Collected data

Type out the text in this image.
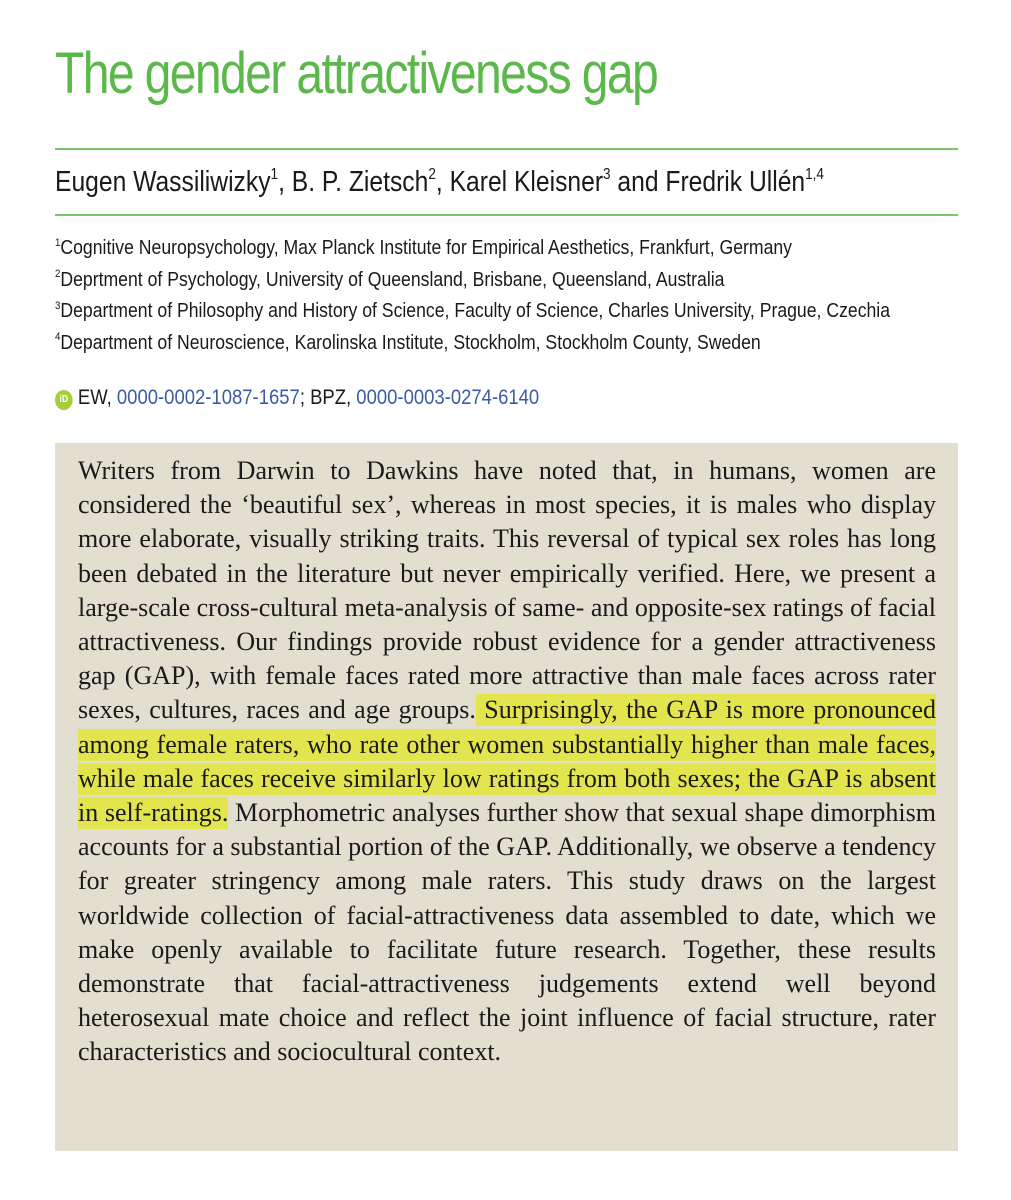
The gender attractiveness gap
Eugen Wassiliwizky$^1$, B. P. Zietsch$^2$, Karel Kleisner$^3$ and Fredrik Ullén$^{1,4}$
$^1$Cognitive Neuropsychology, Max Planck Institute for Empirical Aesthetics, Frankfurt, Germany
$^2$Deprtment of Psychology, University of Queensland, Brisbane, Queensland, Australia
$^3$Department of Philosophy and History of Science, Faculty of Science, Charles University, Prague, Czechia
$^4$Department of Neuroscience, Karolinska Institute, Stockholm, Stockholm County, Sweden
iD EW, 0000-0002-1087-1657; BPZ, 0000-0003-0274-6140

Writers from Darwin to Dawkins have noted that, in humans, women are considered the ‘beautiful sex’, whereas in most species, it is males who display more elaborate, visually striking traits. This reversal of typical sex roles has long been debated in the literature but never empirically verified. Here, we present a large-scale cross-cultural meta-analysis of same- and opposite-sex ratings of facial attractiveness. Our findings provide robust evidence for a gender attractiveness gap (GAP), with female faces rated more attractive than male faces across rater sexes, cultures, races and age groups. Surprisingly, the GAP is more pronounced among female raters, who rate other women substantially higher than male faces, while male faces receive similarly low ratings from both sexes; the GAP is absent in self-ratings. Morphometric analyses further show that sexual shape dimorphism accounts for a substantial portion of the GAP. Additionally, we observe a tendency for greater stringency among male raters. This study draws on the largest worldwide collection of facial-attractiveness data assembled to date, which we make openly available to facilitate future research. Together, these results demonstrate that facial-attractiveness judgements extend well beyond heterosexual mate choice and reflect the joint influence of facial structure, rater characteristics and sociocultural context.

What you will do: Please repeat the entries exactly. Do not include the pictures.

Response:
Type out the text in this image.
The gender attractiveness gap
Eugen Wassiliwizky$^1$, B. P. Zietsch$^2$, Karel Kleisner$^3$ and Fredrik Ullén$^{1,4}$
$^1$Cognitive Neuropsychology, Max Planck Institute for Empirical Aesthetics, Frankfurt, Germany
$^2$Deprtment of Psychology, University of Queensland, Brisbane, Queensland, Australia
$^3$Department of Philosophy and History of Science, Faculty of Science, Charles University, Prague, Czechia
$^4$Department of Neuroscience, Karolinska Institute, Stockholm, Stockholm County, Sweden
iD EW, 0000-0002-1087-1657; BPZ, 0000-0003-0274-6140

Writers from Darwin to Dawkins have noted that, in humans, women are considered the ‘beautiful sex’, whereas in most species, it is males who display more elaborate, visually striking traits. This reversal of typical sex roles has long been debated in the literature but never empirically verified. Here, we present a large-scale cross-cultural meta-analysis of same- and opposite-sex ratings of facial attractiveness. Our findings provide robust evidence for a gender attractiveness gap (GAP), with female faces rated more attractive than male faces across rater sexes, cultures, races and age groups. Surprisingly, the GAP is more pronounced among female raters, who rate other women substantially higher than male faces, while male faces receive similarly low ratings from both sexes; the GAP is absent in self-ratings. Morphometric analyses further show that sexual shape dimorphism accounts for a substantial portion of the GAP. Additionally, we observe a tendency for greater stringency among male raters. This study draws on the largest worldwide collection of facial-attractiveness data assembled to date, which we make openly available to facilitate future research. Together, these results demonstrate that facial-attractiveness judgements extend well beyond heterosexual mate choice and reflect the joint influence of facial structure, rater characteristics and sociocultural context.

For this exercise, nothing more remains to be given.